# [What the task asks]
Retype each record shown below, leaving every character as it is.

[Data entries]
..........

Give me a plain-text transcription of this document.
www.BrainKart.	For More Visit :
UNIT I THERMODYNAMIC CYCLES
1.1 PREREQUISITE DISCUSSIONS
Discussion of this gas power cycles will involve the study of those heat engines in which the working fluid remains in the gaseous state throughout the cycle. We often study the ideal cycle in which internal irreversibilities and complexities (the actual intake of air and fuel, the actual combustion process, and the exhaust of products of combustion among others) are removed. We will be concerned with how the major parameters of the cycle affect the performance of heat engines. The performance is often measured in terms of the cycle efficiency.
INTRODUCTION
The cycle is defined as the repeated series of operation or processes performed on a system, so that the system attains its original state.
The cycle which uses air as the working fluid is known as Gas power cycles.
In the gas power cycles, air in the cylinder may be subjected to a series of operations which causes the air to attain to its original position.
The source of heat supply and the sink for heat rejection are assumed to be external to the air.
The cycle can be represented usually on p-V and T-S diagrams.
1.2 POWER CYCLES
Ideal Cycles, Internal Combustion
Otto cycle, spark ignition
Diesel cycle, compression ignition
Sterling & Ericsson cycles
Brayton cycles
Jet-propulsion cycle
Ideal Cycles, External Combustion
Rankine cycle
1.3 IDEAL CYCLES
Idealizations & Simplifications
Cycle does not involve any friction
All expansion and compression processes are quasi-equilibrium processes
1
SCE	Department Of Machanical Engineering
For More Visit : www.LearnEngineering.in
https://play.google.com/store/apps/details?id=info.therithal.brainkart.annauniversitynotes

..........

# [Completed task]
Give me a plain-text transcription of this document.
www.BrainKart.	For More Visit :
UNIT I THERMODYNAMIC CYCLES
1.1 PREREQUISITE DISCUSSIONS
Discussion of this gas power cycles will involve the study of those heat engines in which the working fluid remains in the gaseous state throughout the cycle. We often study the ideal cycle in which internal irreversibilities and complexities (the actual intake of air and fuel, the actual combustion process, and the exhaust of products of combustion among others) are removed. We will be concerned with how the major parameters of the cycle affect the performance of heat engines. The performance is often measured in terms of the cycle efficiency.
INTRODUCTION
The cycle is defined as the repeated series of operation or processes performed on a system, so that the system attains its original state.
The cycle which uses air as the working fluid is known as Gas power cycles.
In the gas power cycles, air in the cylinder may be subjected to a series of operations which causes the air to attain to its original position.
The source of heat supply and the sink for heat rejection are assumed to be external to the air.
The cycle can be represented usually on p-V and T-S diagrams.
1.2 POWER CYCLES
Ideal Cycles, Internal Combustion
Otto cycle, spark ignition
Diesel cycle, compression ignition
Sterling & Ericsson cycles
Brayton cycles
Jet-propulsion cycle
Ideal Cycles, External Combustion
Rankine cycle
1.3 IDEAL CYCLES
Idealizations & Simplifications
Cycle does not involve any friction
All expansion and compression processes are quasi-equilibrium processes
1
SCE	Department Of Machanical Engineering
For More Visit : www.LearnEngineering.in
https://play.google.com/store/apps/details?id=info.therithal.brainkart.annauniversitynotes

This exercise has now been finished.